╭─ Data supplied

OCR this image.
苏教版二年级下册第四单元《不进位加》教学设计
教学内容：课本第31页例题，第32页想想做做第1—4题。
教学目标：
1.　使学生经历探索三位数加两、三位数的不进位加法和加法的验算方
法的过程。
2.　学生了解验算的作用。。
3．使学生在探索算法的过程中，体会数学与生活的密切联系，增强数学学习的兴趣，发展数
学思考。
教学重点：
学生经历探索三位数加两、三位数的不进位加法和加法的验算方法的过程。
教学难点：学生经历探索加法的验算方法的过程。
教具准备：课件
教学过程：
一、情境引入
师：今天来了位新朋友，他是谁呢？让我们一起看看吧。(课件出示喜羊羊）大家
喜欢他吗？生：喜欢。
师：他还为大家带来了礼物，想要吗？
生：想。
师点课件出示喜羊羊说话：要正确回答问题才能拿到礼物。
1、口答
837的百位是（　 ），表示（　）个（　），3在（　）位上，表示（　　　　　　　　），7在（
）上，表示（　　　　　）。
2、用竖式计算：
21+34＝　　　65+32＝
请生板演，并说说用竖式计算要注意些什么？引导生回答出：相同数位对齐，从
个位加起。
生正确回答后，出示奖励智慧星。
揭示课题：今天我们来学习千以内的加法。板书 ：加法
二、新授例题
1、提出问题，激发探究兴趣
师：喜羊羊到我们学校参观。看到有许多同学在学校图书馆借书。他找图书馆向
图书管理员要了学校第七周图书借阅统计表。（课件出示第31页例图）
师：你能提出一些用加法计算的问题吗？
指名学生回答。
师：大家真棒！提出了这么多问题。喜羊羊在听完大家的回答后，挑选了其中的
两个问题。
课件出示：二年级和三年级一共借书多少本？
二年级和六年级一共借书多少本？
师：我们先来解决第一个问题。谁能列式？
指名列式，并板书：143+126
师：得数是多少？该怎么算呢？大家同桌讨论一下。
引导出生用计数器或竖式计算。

╰─

What you will do -
Exact copies of all the records are required.

Complete answer -
OCR this image.
苏教版二年级下册第四单元《不进位加》教学设计
教学内容：课本第31页例题，第32页想想做做第1—4题。
教学目标：
1.　使学生经历探索三位数加两、三位数的不进位加法和加法的验算方
法的过程。
2.　学生了解验算的作用。。
3．使学生在探索算法的过程中，体会数学与生活的密切联系，增强数学学习的兴趣，发展数
学思考。
教学重点：
学生经历探索三位数加两、三位数的不进位加法和加法的验算方法的过程。
教学难点：学生经历探索加法的验算方法的过程。
教具准备：课件
教学过程：
一、情境引入
师：今天来了位新朋友，他是谁呢？让我们一起看看吧。(课件出示喜羊羊）大家
喜欢他吗？生：喜欢。
师：他还为大家带来了礼物，想要吗？
生：想。
师点课件出示喜羊羊说话：要正确回答问题才能拿到礼物。
1、口答
837的百位是（　 ），表示（　）个（　），3在（　）位上，表示（　　　　　　　　），7在（
）上，表示（　　　　　）。
2、用竖式计算：
21+34＝　　　65+32＝
请生板演，并说说用竖式计算要注意些什么？引导生回答出：相同数位对齐，从
个位加起。
生正确回答后，出示奖励智慧星。
揭示课题：今天我们来学习千以内的加法。板书 ：加法
二、新授例题
1、提出问题，激发探究兴趣
师：喜羊羊到我们学校参观。看到有许多同学在学校图书馆借书。他找图书馆向
图书管理员要了学校第七周图书借阅统计表。（课件出示第31页例图）
师：你能提出一些用加法计算的问题吗？
指名学生回答。
师：大家真棒！提出了这么多问题。喜羊羊在听完大家的回答后，挑选了其中的
两个问题。
课件出示：二年级和三年级一共借书多少本？
二年级和六年级一共借书多少本？
师：我们先来解决第一个问题。谁能列式？
指名列式，并板书：143+126
师：得数是多少？该怎么算呢？大家同桌讨论一下。
引导出生用计数器或竖式计算。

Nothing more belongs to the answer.